Interestingly enough, Taneyev praised Scriabin later in life and attended his funeral(from which he subsequently caught a cold and died)


----------



## graaf

"There are some experiences in life which should not be demanded twice from any man, and one of them is listening to the Brahms Requiem". 
George Bernard Shaw


----------



## Meaghan

"I love Wagner, but the music I prefer is that of a cat hung up by its tail outside a window, trying to stick to the panes of glass with its claws." - Charles Baudelaire

"Listening to the Fifth Symphony of Ralph Vaughan Williams is like staring at a cow for forty-five minutes." - Aaron Copland


----------



## jalex

Another Ernest Newman, this time on Stravinsky: 'His music used to be original. Now it's aboriginal'.

And Stravinsky himself on music in general: 'Too many pieces of music finish too long after the end'. :lol:


----------



## Chris

'All you need to write _Turangalila_ is enough manuscript paper' - Stravinsky I think...I'm not sure


----------



## graaf

jalex said:


> And Stravinsky himself on music in general: 'Too many pieces of music finish too long after the end'. :lol:


How did I forget that one - one of my favourites! Now that I think of it, it never crossed my mind that someone would take offence with it - when I saw that quote it was just funny and true!


----------



## Fsharpmajor

Some classical music limericks:

There once was a cycle, _The Ring_
With music, and plenty to sing.
There's not a note wrong,
But it was so long
That nobody's heard the whole thing.

There was a composer named Liszt
Who loved to carouse and get pissed.
There's a wine bar in Paris
With an outdoor beer terrace
Where his presence will greatly be missed.

Beethoven, the great Ludwig van
Was one very handicapped man,
'Cause if you're a chef
You don't mind if you're deaf,
But composers should hear, if they can.

DATASET EXTRACT>
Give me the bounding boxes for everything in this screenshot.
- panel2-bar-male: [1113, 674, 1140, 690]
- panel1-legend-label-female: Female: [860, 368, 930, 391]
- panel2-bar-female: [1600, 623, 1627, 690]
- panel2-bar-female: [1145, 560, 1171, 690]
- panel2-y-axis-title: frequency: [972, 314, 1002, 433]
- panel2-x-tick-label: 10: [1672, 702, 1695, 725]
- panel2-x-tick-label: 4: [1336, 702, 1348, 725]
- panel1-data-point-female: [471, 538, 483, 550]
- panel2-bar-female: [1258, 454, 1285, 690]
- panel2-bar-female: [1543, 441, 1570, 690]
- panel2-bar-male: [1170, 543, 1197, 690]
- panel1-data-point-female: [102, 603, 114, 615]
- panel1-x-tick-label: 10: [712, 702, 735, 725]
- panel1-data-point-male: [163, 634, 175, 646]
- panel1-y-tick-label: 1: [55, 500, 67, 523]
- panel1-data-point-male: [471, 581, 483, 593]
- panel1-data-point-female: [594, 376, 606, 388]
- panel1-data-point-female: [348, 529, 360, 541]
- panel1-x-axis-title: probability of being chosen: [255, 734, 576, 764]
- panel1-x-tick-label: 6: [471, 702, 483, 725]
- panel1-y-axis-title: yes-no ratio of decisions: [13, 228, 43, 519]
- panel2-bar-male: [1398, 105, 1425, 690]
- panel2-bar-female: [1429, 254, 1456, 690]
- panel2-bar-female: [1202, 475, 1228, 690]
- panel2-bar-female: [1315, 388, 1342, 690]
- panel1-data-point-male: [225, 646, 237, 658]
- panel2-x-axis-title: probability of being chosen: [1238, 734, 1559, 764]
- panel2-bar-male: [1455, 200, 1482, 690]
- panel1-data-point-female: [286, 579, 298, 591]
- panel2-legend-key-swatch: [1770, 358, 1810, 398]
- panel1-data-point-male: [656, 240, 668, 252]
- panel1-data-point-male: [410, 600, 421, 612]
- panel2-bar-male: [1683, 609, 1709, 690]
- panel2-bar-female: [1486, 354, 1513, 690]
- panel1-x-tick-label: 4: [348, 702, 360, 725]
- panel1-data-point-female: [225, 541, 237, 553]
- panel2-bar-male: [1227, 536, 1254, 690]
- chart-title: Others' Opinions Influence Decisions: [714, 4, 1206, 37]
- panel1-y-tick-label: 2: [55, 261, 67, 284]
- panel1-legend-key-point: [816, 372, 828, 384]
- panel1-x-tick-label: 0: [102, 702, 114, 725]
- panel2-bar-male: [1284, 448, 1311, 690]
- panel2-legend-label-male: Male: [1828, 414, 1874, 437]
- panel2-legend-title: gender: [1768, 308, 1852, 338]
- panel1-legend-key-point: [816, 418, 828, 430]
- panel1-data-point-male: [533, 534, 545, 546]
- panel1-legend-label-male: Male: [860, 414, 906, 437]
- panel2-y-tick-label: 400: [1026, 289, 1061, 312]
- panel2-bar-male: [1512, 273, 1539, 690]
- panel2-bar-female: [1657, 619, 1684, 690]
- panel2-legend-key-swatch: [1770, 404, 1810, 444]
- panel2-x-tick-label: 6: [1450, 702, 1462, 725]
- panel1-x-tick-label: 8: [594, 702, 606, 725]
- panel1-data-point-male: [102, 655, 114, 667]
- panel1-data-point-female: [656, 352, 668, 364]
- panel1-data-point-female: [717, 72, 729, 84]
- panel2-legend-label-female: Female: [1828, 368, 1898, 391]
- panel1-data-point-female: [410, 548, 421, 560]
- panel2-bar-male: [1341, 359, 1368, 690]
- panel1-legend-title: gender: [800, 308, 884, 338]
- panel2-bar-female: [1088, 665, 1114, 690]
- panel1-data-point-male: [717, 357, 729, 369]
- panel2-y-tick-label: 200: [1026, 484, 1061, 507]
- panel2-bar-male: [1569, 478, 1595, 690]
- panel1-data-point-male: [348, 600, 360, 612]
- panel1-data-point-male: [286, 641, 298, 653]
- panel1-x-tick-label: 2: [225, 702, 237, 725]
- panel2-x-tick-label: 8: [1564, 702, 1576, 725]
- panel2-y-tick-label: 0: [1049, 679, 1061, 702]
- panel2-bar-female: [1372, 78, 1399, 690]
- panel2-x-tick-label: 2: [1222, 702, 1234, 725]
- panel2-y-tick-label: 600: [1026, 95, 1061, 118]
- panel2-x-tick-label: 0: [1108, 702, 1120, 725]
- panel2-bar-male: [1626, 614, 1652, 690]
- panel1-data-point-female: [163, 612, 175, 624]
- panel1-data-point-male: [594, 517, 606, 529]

REQUIREMENT 1> In the forum thread of quips about composers, translate this sentence into Spanish: "There are some experiences in life which should not be demanded twice from any man, and one of them is listening to the Brahms Requiem."
REQUIREMENT 2> Carry on the forum thread of quips about composers from its final line.
The items on this page come from a separate source unrelated to the excerpt provided.

TASK ANSWER 1> Hay algunas experiencias en la vida que no deberían exigirse dos veces a ningún hombre, y una de ellas es escuchar el Réquiem de Brahms.

TASK ANSWER 2>
----------



## Vaneyes

I'm not sure that any insult is better than another.


----------



## StlukesguildOhio

"I love Wagner, but the music I prefer is that of a cat hung up by its tail outside a window, trying to stick to the panes of glass with its claws." - Charles Baudelaire

I'm not certain this was intended as an insult to Wagner. Baudelaire deeply loved the music of Wagner... to the point that his essay _Richard Wagner et Tannhäuser à Paris_ in which he spoke of the composer as a fellow translator of the soul, was Baudelaire's only attempt at music criticism. He was far more prolific in his criticism of art and literature. Other comments from this essay include: The "music engulfs (possesses) me like the sea" and "I had a feeling of pride and joy in understanding, in being possessed, in being overwhelmed, a truly sensual pleasure like that of rising in the air".Baudelaire's writings contributed to the elevation of Wagner and to the cult of Wagnerism that swept Europe in the following decades.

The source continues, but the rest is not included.